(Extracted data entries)

begin

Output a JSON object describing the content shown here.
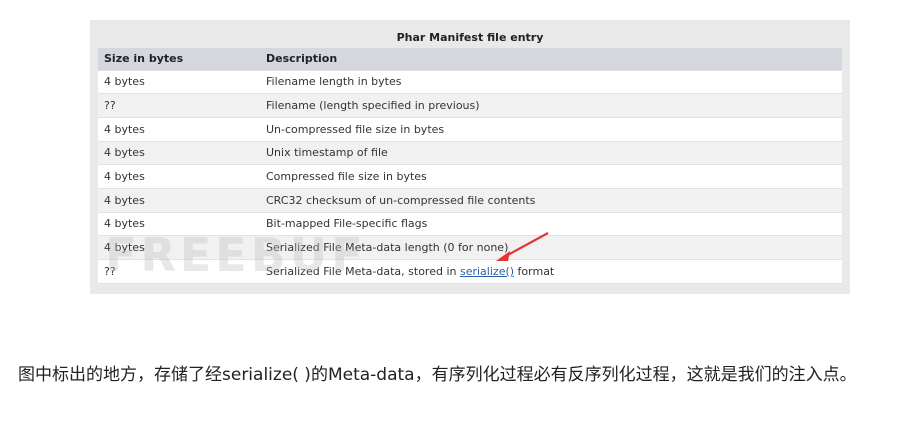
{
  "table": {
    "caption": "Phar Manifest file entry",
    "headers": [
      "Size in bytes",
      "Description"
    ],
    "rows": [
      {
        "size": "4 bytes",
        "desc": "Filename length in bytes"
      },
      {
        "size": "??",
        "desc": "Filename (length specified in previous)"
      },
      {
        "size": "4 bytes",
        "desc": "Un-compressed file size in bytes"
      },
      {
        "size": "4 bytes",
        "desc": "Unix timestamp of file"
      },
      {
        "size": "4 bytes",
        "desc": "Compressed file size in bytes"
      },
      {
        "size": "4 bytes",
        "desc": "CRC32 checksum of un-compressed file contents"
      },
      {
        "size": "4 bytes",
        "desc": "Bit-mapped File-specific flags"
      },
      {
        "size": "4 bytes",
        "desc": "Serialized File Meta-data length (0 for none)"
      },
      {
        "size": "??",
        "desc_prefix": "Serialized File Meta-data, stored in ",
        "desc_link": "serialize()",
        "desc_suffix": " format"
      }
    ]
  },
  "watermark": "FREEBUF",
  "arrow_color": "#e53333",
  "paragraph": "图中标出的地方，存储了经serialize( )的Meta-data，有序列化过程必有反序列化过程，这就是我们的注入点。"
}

end

◆ **STATED PROBLEM**
In this exercise, set down all of the data exactly, without the pictures.

◆ **EXERCISE RESPONSE**
Output a JSON object describing the content shown here.
{
  "table": {
    "caption": "Phar Manifest file entry",
    "headers": [
      "Size in bytes",
      "Description"
    ],
    "rows": [
      {
        "size": "4 bytes",
        "desc": "Filename length in bytes"
      },
      {
        "size": "??",
        "desc": "Filename (length specified in previous)"
      },
      {
        "size": "4 bytes",
        "desc": "Un-compressed file size in bytes"
      },
      {
        "size": "4 bytes",
        "desc": "Unix timestamp of file"
      },
      {
        "size": "4 bytes",
        "desc": "Compressed file size in bytes"
      },
      {
        "size": "4 bytes",
        "desc": "CRC32 checksum of un-compressed file contents"
      },
      {
        "size": "4 bytes",
        "desc": "Bit-mapped File-specific flags"
      },
      {
        "size": "4 bytes",
        "desc": "Serialized File Meta-data length (0 for none)"
      },
      {
        "size": "??",
        "desc_prefix": "Serialized File Meta-data, stored in ",
        "desc_link": "serialize()",
        "desc_suffix": " format"
      }
    ]
  },
  "watermark": "FREEBUF",
  "arrow_color": "#e53333",
  "paragraph": "图中标出的地方，存储了经serialize( )的Meta-data，有序列化过程必有反序列化过程，这就是我们的注入点。"
}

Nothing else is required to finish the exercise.